WHAT THE EXERCISE ASKS →
Every line below is to be quoted exactly, with nothing added or dropped.
-- begin DATA TO PROCESS --
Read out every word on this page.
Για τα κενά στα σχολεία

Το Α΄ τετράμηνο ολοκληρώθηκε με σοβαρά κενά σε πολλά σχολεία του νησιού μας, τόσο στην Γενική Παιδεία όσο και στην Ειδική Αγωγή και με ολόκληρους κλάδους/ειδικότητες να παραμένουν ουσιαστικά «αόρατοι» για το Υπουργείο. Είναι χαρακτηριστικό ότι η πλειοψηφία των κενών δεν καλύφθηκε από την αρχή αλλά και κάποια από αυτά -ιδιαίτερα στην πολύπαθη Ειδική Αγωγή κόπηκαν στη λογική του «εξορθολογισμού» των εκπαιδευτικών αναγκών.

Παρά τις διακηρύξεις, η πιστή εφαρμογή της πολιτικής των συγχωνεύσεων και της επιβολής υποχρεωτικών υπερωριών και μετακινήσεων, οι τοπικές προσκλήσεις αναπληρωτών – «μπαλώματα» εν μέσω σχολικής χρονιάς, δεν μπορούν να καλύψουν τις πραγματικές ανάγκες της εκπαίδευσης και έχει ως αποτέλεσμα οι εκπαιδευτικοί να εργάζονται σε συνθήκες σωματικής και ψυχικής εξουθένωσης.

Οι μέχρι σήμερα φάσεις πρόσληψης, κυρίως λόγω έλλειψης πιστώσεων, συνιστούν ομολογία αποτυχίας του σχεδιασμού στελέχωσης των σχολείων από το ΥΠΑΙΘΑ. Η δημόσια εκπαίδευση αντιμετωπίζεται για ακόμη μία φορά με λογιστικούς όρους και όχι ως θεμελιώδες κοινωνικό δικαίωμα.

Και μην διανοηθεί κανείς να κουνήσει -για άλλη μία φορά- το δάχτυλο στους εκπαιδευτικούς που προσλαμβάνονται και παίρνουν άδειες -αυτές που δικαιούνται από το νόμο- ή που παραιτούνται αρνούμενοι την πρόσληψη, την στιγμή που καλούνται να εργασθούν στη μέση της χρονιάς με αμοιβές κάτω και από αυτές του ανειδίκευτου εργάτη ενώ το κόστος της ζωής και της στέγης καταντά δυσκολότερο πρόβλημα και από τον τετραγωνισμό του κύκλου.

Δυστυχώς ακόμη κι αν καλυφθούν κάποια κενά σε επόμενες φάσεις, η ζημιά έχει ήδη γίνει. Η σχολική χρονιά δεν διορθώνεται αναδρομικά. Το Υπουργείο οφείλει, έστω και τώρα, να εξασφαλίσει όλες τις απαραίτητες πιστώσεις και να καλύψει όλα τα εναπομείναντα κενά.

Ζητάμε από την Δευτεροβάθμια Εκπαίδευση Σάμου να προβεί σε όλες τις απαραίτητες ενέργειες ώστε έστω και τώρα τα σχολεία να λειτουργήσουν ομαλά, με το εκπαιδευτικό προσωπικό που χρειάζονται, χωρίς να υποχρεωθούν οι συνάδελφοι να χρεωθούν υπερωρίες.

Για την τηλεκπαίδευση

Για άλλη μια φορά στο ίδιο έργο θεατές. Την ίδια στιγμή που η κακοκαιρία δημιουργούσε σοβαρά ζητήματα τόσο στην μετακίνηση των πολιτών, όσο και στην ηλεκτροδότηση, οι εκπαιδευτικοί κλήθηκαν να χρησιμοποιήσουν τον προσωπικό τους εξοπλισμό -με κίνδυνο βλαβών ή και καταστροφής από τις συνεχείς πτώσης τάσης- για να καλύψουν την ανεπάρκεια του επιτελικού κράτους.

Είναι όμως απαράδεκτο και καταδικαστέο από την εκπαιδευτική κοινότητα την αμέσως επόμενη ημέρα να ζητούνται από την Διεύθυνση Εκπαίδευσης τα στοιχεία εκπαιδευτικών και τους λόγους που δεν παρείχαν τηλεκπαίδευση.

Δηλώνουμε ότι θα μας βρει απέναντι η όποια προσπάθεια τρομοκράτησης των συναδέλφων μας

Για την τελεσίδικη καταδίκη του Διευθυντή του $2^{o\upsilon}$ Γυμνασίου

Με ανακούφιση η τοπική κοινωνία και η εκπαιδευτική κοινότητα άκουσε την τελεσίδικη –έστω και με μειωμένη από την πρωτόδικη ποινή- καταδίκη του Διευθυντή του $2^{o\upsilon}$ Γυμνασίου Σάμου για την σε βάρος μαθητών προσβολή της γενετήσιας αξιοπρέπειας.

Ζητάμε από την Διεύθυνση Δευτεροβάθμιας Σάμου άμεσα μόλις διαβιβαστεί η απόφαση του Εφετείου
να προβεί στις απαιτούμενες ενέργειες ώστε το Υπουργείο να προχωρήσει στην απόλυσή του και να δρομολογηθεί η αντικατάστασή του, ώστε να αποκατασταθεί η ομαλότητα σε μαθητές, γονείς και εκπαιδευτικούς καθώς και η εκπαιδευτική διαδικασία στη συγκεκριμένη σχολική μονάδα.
-- end DATA TO PROCESS --
WRITTEN SOLUTION →
Read out every word on this page.
Για τα κενά στα σχολεία

Το Α΄ τετράμηνο ολοκληρώθηκε με σοβαρά κενά σε πολλά σχολεία του νησιού μας, τόσο στην Γενική Παιδεία όσο και στην Ειδική Αγωγή και με ολόκληρους κλάδους/ειδικότητες να παραμένουν ουσιαστικά «αόρατοι» για το Υπουργείο. Είναι χαρακτηριστικό ότι η πλειοψηφία των κενών δεν καλύφθηκε από την αρχή αλλά και κάποια από αυτά -ιδιαίτερα στην πολύπαθη Ειδική Αγωγή κόπηκαν στη λογική του «εξορθολογισμού» των εκπαιδευτικών αναγκών.

Παρά τις διακηρύξεις, η πιστή εφαρμογή της πολιτικής των συγχωνεύσεων και της επιβολής υποχρεωτικών υπερωριών και μετακινήσεων, οι τοπικές προσκλήσεις αναπληρωτών – «μπαλώματα» εν μέσω σχολικής χρονιάς, δεν μπορούν να καλύψουν τις πραγματικές ανάγκες της εκπαίδευσης και έχει ως αποτέλεσμα οι εκπαιδευτικοί να εργάζονται σε συνθήκες σωματικής και ψυχικής εξουθένωσης.

Οι μέχρι σήμερα φάσεις πρόσληψης, κυρίως λόγω έλλειψης πιστώσεων, συνιστούν ομολογία αποτυχίας του σχεδιασμού στελέχωσης των σχολείων από το ΥΠΑΙΘΑ. Η δημόσια εκπαίδευση αντιμετωπίζεται για ακόμη μία φορά με λογιστικούς όρους και όχι ως θεμελιώδες κοινωνικό δικαίωμα.

Και μην διανοηθεί κανείς να κουνήσει -για άλλη μία φορά- το δάχτυλο στους εκπαιδευτικούς που προσλαμβάνονται και παίρνουν άδειες -αυτές που δικαιούνται από το νόμο- ή που παραιτούνται αρνούμενοι την πρόσληψη, την στιγμή που καλούνται να εργασθούν στη μέση της χρονιάς με αμοιβές κάτω και από αυτές του ανειδίκευτου εργάτη ενώ το κόστος της ζωής και της στέγης καταντά δυσκολότερο πρόβλημα και από τον τετραγωνισμό του κύκλου.

Δυστυχώς ακόμη κι αν καλυφθούν κάποια κενά σε επόμενες φάσεις, η ζημιά έχει ήδη γίνει. Η σχολική χρονιά δεν διορθώνεται αναδρομικά. Το Υπουργείο οφείλει, έστω και τώρα, να εξασφαλίσει όλες τις απαραίτητες πιστώσεις και να καλύψει όλα τα εναπομείναντα κενά.

Ζητάμε από την Δευτεροβάθμια Εκπαίδευση Σάμου να προβεί σε όλες τις απαραίτητες ενέργειες ώστε έστω και τώρα τα σχολεία να λειτουργήσουν ομαλά, με το εκπαιδευτικό προσωπικό που χρειάζονται, χωρίς να υποχρεωθούν οι συνάδελφοι να χρεωθούν υπερωρίες.

Για την τηλεκπαίδευση

Για άλλη μια φορά στο ίδιο έργο θεατές. Την ίδια στιγμή που η κακοκαιρία δημιουργούσε σοβαρά ζητήματα τόσο στην μετακίνηση των πολιτών, όσο και στην ηλεκτροδότηση, οι εκπαιδευτικοί κλήθηκαν να χρησιμοποιήσουν τον προσωπικό τους εξοπλισμό -με κίνδυνο βλαβών ή και καταστροφής από τις συνεχείς πτώσης τάσης- για να καλύψουν την ανεπάρκεια του επιτελικού κράτους.

Είναι όμως απαράδεκτο και καταδικαστέο από την εκπαιδευτική κοινότητα την αμέσως επόμενη ημέρα να ζητούνται από την Διεύθυνση Εκπαίδευσης τα στοιχεία εκπαιδευτικών και τους λόγους που δεν παρείχαν τηλεκπαίδευση.

Δηλώνουμε ότι θα μας βρει απέναντι η όποια προσπάθεια τρομοκράτησης των συναδέλφων μας

Για την τελεσίδικη καταδίκη του Διευθυντή του $2^{o\upsilon}$ Γυμνασίου

Με ανακούφιση η τοπική κοινωνία και η εκπαιδευτική κοινότητα άκουσε την τελεσίδικη –έστω και με μειωμένη από την πρωτόδικη ποινή- καταδίκη του Διευθυντή του $2^{o\upsilon}$ Γυμνασίου Σάμου για την σε βάρος μαθητών προσβολή της γενετήσιας αξιοπρέπειας.

Ζητάμε από την Διεύθυνση Δευτεροβάθμιας Σάμου άμεσα μόλις διαβιβαστεί η απόφαση του Εφετείου
να προβεί στις απαιτούμενες ενέργειες ώστε το Υπουργείο να προχωρήσει στην απόλυσή του και να δρομολογηθεί η αντικατάστασή του, ώστε να αποκατασταθεί η ομαλότητα σε μαθητές, γονείς και εκπαιδευτικούς καθώς και η εκπαιδευτική διαδικασία στη συγκεκριμένη σχολική μονάδα.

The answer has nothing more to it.